◆ RECORDS PROVIDED

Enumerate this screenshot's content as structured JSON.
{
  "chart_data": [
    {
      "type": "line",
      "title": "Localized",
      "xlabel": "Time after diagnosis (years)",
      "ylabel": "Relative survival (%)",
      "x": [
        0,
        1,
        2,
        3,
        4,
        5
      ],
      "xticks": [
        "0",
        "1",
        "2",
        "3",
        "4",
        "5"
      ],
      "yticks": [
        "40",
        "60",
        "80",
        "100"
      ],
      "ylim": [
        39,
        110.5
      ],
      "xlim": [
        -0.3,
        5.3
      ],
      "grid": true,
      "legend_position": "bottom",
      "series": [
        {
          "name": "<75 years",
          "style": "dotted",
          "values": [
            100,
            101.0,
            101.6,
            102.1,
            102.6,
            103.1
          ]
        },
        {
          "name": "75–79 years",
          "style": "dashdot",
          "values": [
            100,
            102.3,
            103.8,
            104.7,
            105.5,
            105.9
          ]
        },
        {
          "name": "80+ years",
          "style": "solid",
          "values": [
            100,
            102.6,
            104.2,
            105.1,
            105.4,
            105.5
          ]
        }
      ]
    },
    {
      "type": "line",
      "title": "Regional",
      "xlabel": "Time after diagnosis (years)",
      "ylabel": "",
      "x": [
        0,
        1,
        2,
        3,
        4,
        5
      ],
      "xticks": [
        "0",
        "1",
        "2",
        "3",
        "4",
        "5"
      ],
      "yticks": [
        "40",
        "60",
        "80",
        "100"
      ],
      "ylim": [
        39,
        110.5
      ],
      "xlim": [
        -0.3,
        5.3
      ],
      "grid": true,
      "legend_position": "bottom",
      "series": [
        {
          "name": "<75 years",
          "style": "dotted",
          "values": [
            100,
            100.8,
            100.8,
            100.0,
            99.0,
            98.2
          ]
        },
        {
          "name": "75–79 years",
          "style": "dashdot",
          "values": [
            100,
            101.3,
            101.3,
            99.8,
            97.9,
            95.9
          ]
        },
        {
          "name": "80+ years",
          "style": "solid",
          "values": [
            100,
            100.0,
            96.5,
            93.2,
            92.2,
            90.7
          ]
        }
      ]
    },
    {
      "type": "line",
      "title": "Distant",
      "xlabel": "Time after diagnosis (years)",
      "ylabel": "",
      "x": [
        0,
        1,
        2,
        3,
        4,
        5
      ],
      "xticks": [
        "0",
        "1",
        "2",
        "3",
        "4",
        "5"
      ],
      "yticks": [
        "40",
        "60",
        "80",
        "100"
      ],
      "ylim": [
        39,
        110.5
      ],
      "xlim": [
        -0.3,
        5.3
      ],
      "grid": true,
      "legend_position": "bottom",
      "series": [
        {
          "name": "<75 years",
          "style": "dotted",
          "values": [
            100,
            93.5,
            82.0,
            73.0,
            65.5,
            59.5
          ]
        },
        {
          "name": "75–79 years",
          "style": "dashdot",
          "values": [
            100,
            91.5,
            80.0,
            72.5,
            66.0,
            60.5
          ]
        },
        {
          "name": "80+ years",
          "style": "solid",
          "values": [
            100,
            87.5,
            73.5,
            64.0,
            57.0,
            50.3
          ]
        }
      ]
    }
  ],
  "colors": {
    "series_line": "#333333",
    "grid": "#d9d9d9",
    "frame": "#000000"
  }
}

◆ DIRECTION
Your task is to transcribe the listing above in full, exactly as given.

◆ THE ANSWER
Enumerate this screenshot's content as structured JSON.
{
  "chart_data": [
    {
      "type": "line",
      "title": "Localized",
      "xlabel": "Time after diagnosis (years)",
      "ylabel": "Relative survival (%)",
      "x": [
        0,
        1,
        2,
        3,
        4,
        5
      ],
      "xticks": [
        "0",
        "1",
        "2",
        "3",
        "4",
        "5"
      ],
      "yticks": [
        "40",
        "60",
        "80",
        "100"
      ],
      "ylim": [
        39,
        110.5
      ],
      "xlim": [
        -0.3,
        5.3
      ],
      "grid": true,
      "legend_position": "bottom",
      "series": [
        {
          "name": "<75 years",
          "style": "dotted",
          "values": [
            100,
            101.0,
            101.6,
            102.1,
            102.6,
            103.1
          ]
        },
        {
          "name": "75–79 years",
          "style": "dashdot",
          "values": [
            100,
            102.3,
            103.8,
            104.7,
            105.5,
            105.9
          ]
        },
        {
          "name": "80+ years",
          "style": "solid",
          "values": [
            100,
            102.6,
            104.2,
            105.1,
            105.4,
            105.5
          ]
        }
      ]
    },
    {
      "type": "line",
      "title": "Regional",
      "xlabel": "Time after diagnosis (years)",
      "ylabel": "",
      "x": [
        0,
        1,
        2,
        3,
        4,
        5
      ],
      "xticks": [
        "0",
        "1",
        "2",
        "3",
        "4",
        "5"
      ],
      "yticks": [
        "40",
        "60",
        "80",
        "100"
      ],
      "ylim": [
        39,
        110.5
      ],
      "xlim": [
        -0.3,
        5.3
      ],
      "grid": true,
      "legend_position": "bottom",
      "series": [
        {
          "name": "<75 years",
          "style": "dotted",
          "values": [
            100,
            100.8,
            100.8,
            100.0,
            99.0,
            98.2
          ]
        },
        {
          "name": "75–79 years",
          "style": "dashdot",
          "values": [
            100,
            101.3,
            101.3,
            99.8,
            97.9,
            95.9
          ]
        },
        {
          "name": "80+ years",
          "style": "solid",
          "values": [
            100,
            100.0,
            96.5,
            93.2,
            92.2,
            90.7
          ]
        }
      ]
    },
    {
      "type": "line",
      "title": "Distant",
      "xlabel": "Time after diagnosis (years)",
      "ylabel": "",
      "x": [
        0,
        1,
        2,
        3,
        4,
        5
      ],
      "xticks": [
        "0",
        "1",
        "2",
        "3",
        "4",
        "5"
      ],
      "yticks": [
        "40",
        "60",
        "80",
        "100"
      ],
      "ylim": [
        39,
        110.5
      ],
      "xlim": [
        -0.3,
        5.3
      ],
      "grid": true,
      "legend_position": "bottom",
      "series": [
        {
          "name": "<75 years",
          "style": "dotted",
          "values": [
            100,
            93.5,
            82.0,
            73.0,
            65.5,
            59.5
          ]
        },
        {
          "name": "75–79 years",
          "style": "dashdot",
          "values": [
            100,
            91.5,
            80.0,
            72.5,
            66.0,
            60.5
          ]
        },
        {
          "name": "80+ years",
          "style": "solid",
          "values": [
            100,
            87.5,
            73.5,
            64.0,
            57.0,
            50.3
          ]
        }
      ]
    }
  ],
  "colors": {
    "series_line": "#333333",
    "grid": "#d9d9d9",
    "frame": "#000000"
  }
}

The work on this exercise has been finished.